◆ **Your task**
Transcribe every entry below word for word, but skip the pictures.

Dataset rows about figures
------------------------------------------------------------
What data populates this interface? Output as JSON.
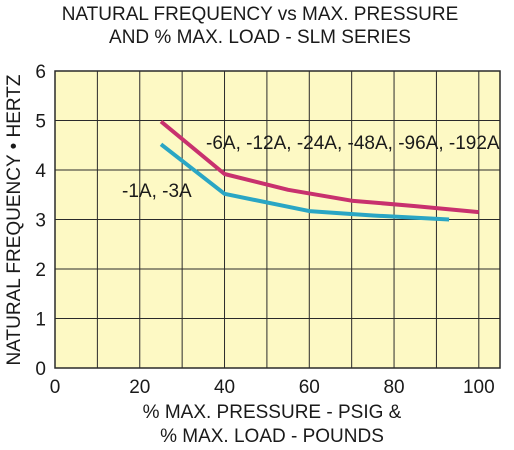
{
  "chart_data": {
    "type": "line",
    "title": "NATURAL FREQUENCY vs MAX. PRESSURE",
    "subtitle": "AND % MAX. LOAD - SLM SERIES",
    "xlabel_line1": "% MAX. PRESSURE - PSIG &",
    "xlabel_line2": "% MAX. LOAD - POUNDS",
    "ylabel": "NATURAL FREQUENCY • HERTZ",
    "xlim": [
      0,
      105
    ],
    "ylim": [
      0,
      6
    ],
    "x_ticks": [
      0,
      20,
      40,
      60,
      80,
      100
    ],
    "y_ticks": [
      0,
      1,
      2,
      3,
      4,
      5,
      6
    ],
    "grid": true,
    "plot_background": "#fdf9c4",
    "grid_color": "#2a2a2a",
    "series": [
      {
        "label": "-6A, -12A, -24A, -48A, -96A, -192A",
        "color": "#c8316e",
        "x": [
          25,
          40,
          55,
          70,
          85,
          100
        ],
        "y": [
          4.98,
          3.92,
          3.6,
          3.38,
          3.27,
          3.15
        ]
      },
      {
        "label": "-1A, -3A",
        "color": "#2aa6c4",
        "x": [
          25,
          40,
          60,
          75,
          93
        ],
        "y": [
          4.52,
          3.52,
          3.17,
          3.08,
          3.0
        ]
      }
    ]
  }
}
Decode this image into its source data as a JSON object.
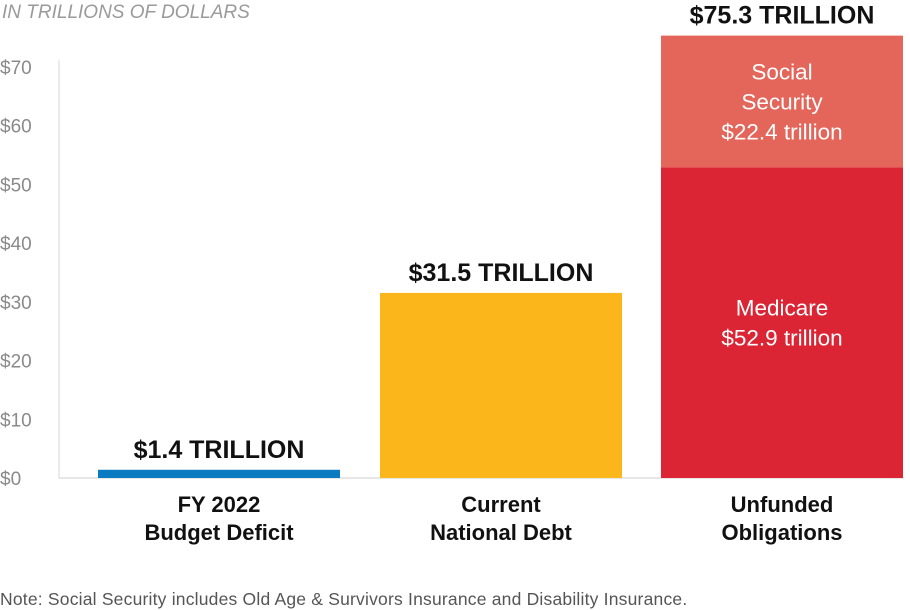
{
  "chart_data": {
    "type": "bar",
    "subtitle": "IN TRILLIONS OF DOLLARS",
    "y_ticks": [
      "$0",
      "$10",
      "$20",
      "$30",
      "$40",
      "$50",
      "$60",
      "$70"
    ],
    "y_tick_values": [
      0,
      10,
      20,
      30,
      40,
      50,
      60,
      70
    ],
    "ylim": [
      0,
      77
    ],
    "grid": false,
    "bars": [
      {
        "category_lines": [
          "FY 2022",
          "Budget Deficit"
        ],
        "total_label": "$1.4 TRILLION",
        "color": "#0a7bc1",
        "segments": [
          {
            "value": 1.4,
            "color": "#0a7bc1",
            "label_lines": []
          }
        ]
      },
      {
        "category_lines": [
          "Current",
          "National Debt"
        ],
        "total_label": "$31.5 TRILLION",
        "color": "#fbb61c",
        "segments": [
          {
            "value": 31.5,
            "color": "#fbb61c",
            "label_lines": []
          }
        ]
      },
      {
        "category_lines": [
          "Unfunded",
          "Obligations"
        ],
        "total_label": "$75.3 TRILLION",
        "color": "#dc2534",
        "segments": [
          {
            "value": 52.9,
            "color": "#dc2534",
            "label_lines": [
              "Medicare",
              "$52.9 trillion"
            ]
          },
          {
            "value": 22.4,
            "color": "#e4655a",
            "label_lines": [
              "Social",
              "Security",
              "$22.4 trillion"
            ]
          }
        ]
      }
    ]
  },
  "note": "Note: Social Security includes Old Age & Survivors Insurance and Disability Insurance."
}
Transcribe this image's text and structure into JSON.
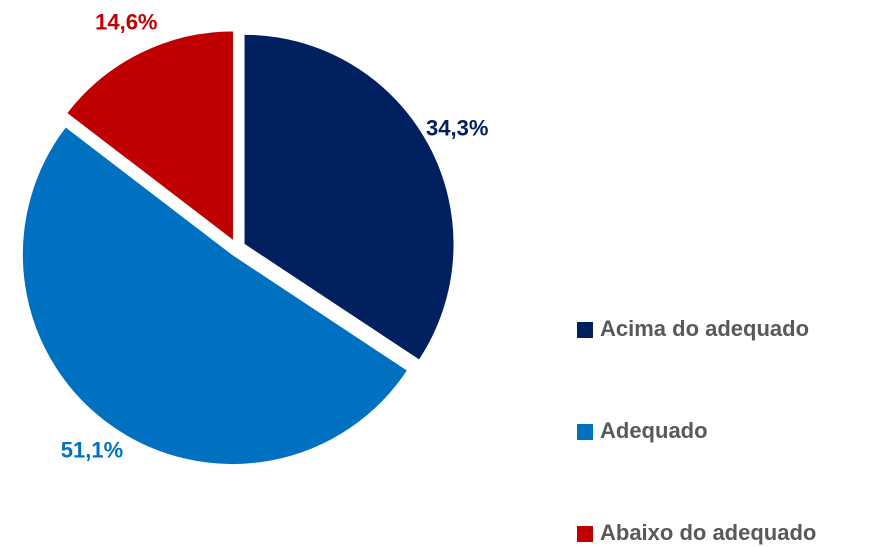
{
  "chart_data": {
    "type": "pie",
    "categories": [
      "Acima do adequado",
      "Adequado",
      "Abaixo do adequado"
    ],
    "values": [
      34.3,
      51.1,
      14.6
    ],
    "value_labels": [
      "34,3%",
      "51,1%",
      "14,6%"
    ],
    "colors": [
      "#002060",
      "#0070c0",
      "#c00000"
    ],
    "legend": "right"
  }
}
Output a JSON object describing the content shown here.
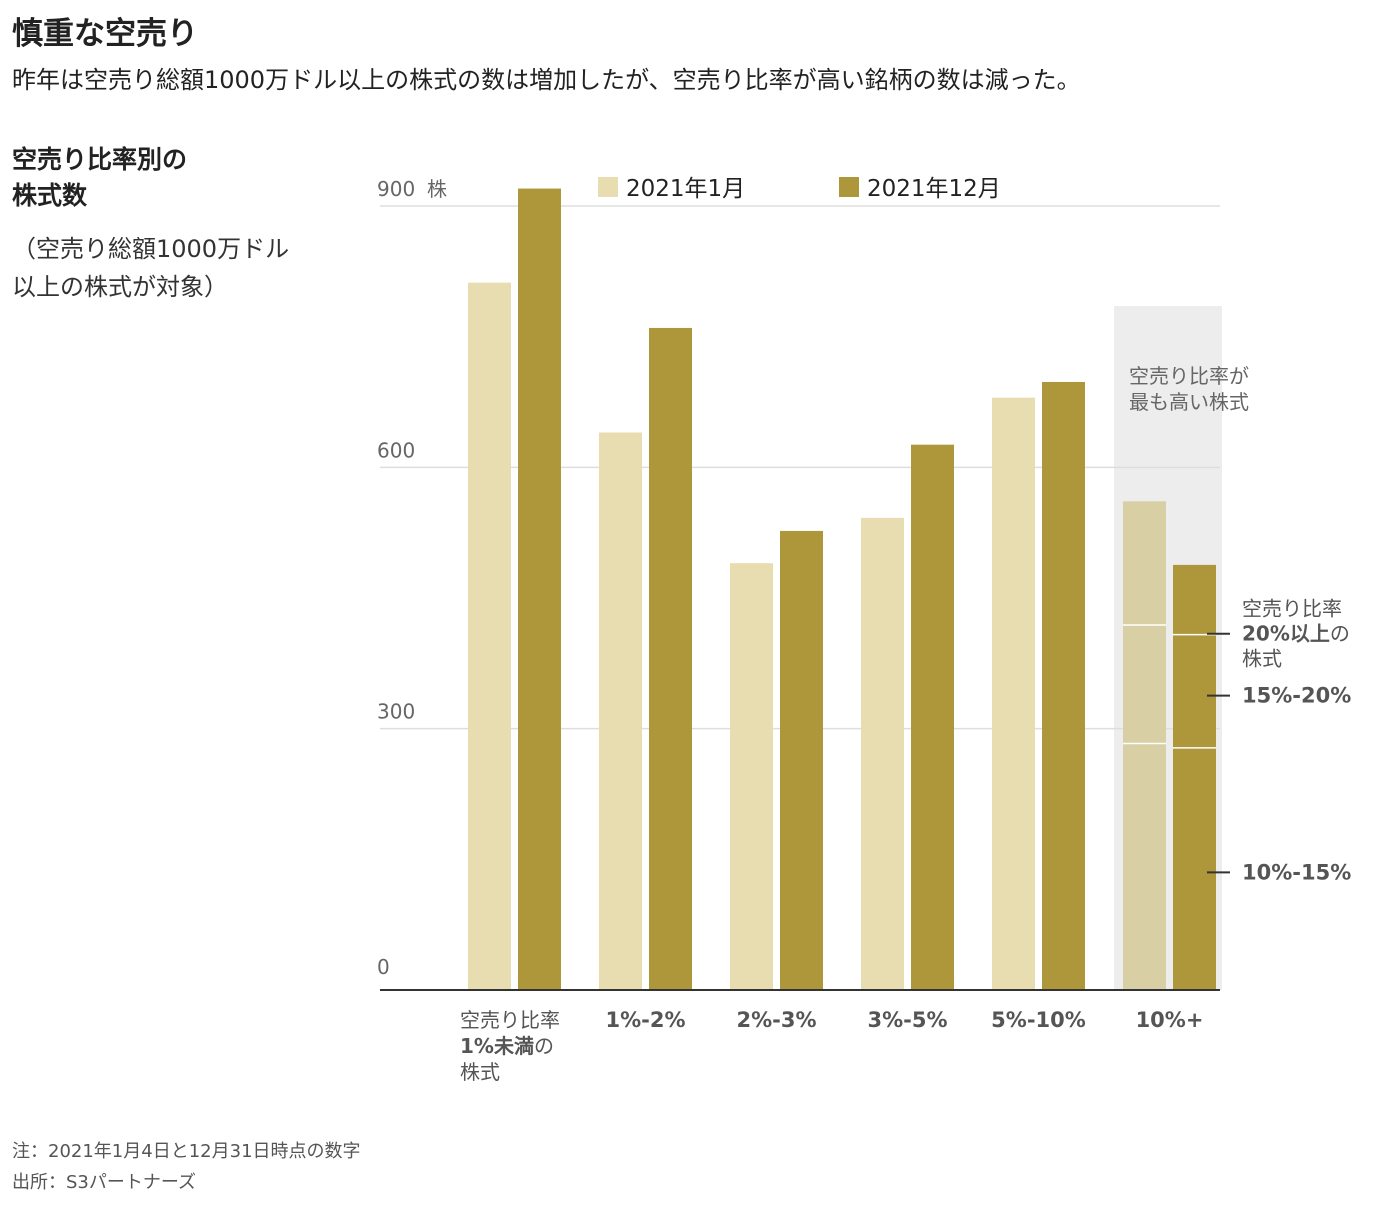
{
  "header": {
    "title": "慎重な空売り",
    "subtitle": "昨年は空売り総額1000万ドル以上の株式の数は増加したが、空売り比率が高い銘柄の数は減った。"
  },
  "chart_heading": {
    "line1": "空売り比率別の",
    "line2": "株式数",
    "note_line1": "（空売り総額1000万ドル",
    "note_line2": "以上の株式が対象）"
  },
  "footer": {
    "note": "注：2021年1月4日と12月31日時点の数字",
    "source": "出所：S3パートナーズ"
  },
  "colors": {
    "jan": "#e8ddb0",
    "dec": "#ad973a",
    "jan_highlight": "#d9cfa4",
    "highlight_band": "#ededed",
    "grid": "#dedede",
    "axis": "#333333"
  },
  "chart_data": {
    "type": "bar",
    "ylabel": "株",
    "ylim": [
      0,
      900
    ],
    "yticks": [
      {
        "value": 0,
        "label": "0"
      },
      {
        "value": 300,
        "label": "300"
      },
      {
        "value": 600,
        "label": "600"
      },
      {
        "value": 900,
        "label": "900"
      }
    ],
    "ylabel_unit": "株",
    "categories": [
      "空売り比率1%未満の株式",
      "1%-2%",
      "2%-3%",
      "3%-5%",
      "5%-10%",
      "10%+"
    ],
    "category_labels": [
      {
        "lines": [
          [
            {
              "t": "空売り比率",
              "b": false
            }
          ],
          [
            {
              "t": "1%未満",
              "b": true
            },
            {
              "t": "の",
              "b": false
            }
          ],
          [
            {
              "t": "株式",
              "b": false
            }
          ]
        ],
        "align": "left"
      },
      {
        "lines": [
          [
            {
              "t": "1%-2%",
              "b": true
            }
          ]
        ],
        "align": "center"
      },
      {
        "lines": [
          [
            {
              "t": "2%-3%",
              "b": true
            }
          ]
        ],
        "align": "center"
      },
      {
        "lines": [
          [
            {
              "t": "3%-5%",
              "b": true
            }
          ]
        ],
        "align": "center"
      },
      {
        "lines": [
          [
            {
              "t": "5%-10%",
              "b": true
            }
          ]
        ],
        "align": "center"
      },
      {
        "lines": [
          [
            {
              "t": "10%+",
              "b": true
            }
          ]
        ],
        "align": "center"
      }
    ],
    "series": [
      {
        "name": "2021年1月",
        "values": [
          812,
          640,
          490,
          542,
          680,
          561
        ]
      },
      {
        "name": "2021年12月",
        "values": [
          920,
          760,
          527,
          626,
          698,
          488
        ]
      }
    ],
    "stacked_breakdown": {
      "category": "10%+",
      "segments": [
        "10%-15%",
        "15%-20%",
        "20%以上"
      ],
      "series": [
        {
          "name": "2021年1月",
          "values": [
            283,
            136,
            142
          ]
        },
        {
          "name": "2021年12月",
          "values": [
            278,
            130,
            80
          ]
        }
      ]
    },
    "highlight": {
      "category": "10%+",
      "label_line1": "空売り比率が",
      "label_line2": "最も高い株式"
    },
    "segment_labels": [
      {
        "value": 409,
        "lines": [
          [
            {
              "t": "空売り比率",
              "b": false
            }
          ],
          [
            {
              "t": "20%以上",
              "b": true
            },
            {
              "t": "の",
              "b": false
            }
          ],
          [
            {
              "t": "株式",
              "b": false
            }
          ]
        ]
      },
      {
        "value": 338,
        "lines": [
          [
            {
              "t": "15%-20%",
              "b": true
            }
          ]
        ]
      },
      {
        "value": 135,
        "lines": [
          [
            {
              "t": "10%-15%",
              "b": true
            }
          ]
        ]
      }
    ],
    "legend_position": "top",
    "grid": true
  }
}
------------------------------------------------------------
◆ **Response**
What data populates this interface? Output as JSON.
{
  "chart_data": {
    "type": "line",
    "title": "NATURAL FREQUENCY vs MAX. PRESSURE",
    "subtitle": "AND % MAX. LOAD - SLM SERIES",
    "xlabel_line1": "% MAX. PRESSURE - PSIG &",
    "xlabel_line2": "% MAX. LOAD - POUNDS",
    "ylabel": "NATURAL FREQUENCY • HERTZ",
    "xlim": [
      0,
      105
    ],
    "ylim": [
      0,
      6
    ],
    "x_ticks": [
      0,
      20,
      40,
      60,
      80,
      100
    ],
    "y_ticks": [
      0,
      1,
      2,
      3,
      4,
      5,
      6
    ],
    "grid": true,
    "plot_background": "#fdf9c4",
    "grid_color": "#2a2a2a",
    "series": [
      {
        "label": "-6A, -12A, -24A, -48A, -96A, -192A",
        "color": "#c8316e",
        "x": [
          25,
          40,
          55,
          70,
          85,
          100
        ],
        "y": [
          4.98,
          3.92,
          3.6,
          3.38,
          3.27,
          3.15
        ]
      },
      {
        "label": "-1A, -3A",
        "color": "#2aa6c4",
        "x": [
          25,
          40,
          60,
          75,
          93
        ],
        "y": [
          4.52,
          3.52,
          3.17,
          3.08,
          3.0
        ]
      }
    ]
  }
}
Decode this image into its source data as a JSON object.
{
  "chart_data": {
    "type": "bar",
    "subtitle": "IN TRILLIONS OF DOLLARS",
    "y_ticks": [
      "$0",
      "$10",
      "$20",
      "$30",
      "$40",
      "$50",
      "$60",
      "$70"
    ],
    "y_tick_values": [
      0,
      10,
      20,
      30,
      40,
      50,
      60,
      70
    ],
    "ylim": [
      0,
      77
    ],
    "grid": false,
    "bars": [
      {
        "category_lines": [
          "FY 2022",
          "Budget Deficit"
        ],
        "total_label": "$1.4 TRILLION",
        "color": "#0a7bc1",
        "segments": [
          {
            "value": 1.4,
            "color": "#0a7bc1",
            "label_lines": []
          }
        ]
      },
      {
        "category_lines": [
          "Current",
          "National Debt"
        ],
        "total_label": "$31.5 TRILLION",
        "color": "#fbb61c",
        "segments": [
          {
            "value": 31.5,
            "color": "#fbb61c",
            "label_lines": []
          }
        ]
      },
      {
        "category_lines": [
          "Unfunded",
          "Obligations"
        ],
        "total_label": "$75.3 TRILLION",
        "color": "#dc2534",
        "segments": [
          {
            "value": 52.9,
            "color": "#dc2534",
            "label_lines": [
              "Medicare",
              "$52.9 trillion"
            ]
          },
          {
            "value": 22.4,
            "color": "#e4655a",
            "label_lines": [
              "Social",
              "Security",
              "$22.4 trillion"
            ]
          }
        ]
      }
    ]
  },
  "note": "Note: Social Security includes Old Age & Survivors Insurance and Disability Insurance."
}
Transcribe this image's text and structure into JSON.
{
  "chart_data": {
    "type": "pie",
    "categories": [
      "Acima do adequado",
      "Adequado",
      "Abaixo do adequado"
    ],
    "values": [
      34.3,
      51.1,
      14.6
    ],
    "value_labels": [
      "34,3%",
      "51,1%",
      "14,6%"
    ],
    "colors": [
      "#002060",
      "#0070c0",
      "#c00000"
    ],
    "legend": "right"
  }
}
Output a JSON object describing the content shown here.
{
  "header": {
    "title": "慎重な空売り",
    "subtitle": "昨年は空売り総額1000万ドル以上の株式の数は増加したが、空売り比率が高い銘柄の数は減った。"
  },
  "chart_heading": {
    "line1": "空売り比率別の",
    "line2": "株式数",
    "note_line1": "（空売り総額1000万ドル",
    "note_line2": "以上の株式が対象）"
  },
  "footer": {
    "note": "注：2021年1月4日と12月31日時点の数字",
    "source": "出所：S3パートナーズ"
  },
  "colors": {
    "jan": "#e8ddb0",
    "dec": "#ad973a",
    "jan_highlight": "#d9cfa4",
    "highlight_band": "#ededed",
    "grid": "#dedede",
    "axis": "#333333"
  },
  "chart_data": {
    "type": "bar",
    "ylabel": "株",
    "ylim": [
      0,
      900
    ],
    "yticks": [
      {
        "value": 0,
        "label": "0"
      },
      {
        "value": 300,
        "label": "300"
      },
      {
        "value": 600,
        "label": "600"
      },
      {
        "value": 900,
        "label": "900"
      }
    ],
    "ylabel_unit": "株",
    "categories": [
      "空売り比率1%未満の株式",
      "1%-2%",
      "2%-3%",
      "3%-5%",
      "5%-10%",
      "10%+"
    ],
    "category_labels": [
      {
        "lines": [
          [
            {
              "t": "空売り比率",
              "b": false
            }
          ],
          [
            {
              "t": "1%未満",
              "b": true
            },
            {
              "t": "の",
              "b": false
            }
          ],
          [
            {
              "t": "株式",
              "b": false
            }
          ]
        ],
        "align": "left"
      },
      {
        "lines": [
          [
            {
              "t": "1%-2%",
              "b": true
            }
          ]
        ],
        "align": "center"
      },
      {
        "lines": [
          [
            {
              "t": "2%-3%",
              "b": true
            }
          ]
        ],
        "align": "center"
      },
      {
        "lines": [
          [
            {
              "t": "3%-5%",
              "b": true
            }
          ]
        ],
        "align": "center"
      },
      {
        "lines": [
          [
            {
              "t": "5%-10%",
              "b": true
            }
          ]
        ],
        "align": "center"
      },
      {
        "lines": [
          [
            {
              "t": "10%+",
              "b": true
            }
          ]
        ],
        "align": "center"
      }
    ],
    "series": [
      {
        "name": "2021年1月",
        "values": [
          812,
          640,
          490,
          542,
          680,
          561
        ]
      },
      {
        "name": "2021年12月",
        "values": [
          920,
          760,
          527,
          626,
          698,
          488
        ]
      }
    ],
    "stacked_breakdown": {
      "category": "10%+",
      "segments": [
        "10%-15%",
        "15%-20%",
        "20%以上"
      ],
      "series": [
        {
          "name": "2021年1月",
          "values": [
            283,
            136,
            142
          ]
        },
        {
          "name": "2021年12月",
          "values": [
            278,
            130,
            80
          ]
        }
      ]
    },
    "highlight": {
      "category": "10%+",
      "label_line1": "空売り比率が",
      "label_line2": "最も高い株式"
    },
    "segment_labels": [
      {
        "value": 409,
        "lines": [
          [
            {
              "t": "空売り比率",
              "b": false
            }
          ],
          [
            {
              "t": "20%以上",
              "b": true
            },
            {
              "t": "の",
              "b": false
            }
          ],
          [
            {
              "t": "株式",
              "b": false
            }
          ]
        ]
      },
      {
        "value": 338,
        "lines": [
          [
            {
              "t": "15%-20%",
              "b": true
            }
          ]
        ]
      },
      {
        "value": 135,
        "lines": [
          [
            {
              "t": "10%-15%",
              "b": true
            }
          ]
        ]
      }
    ],
    "legend_position": "top",
    "grid": true
  }
}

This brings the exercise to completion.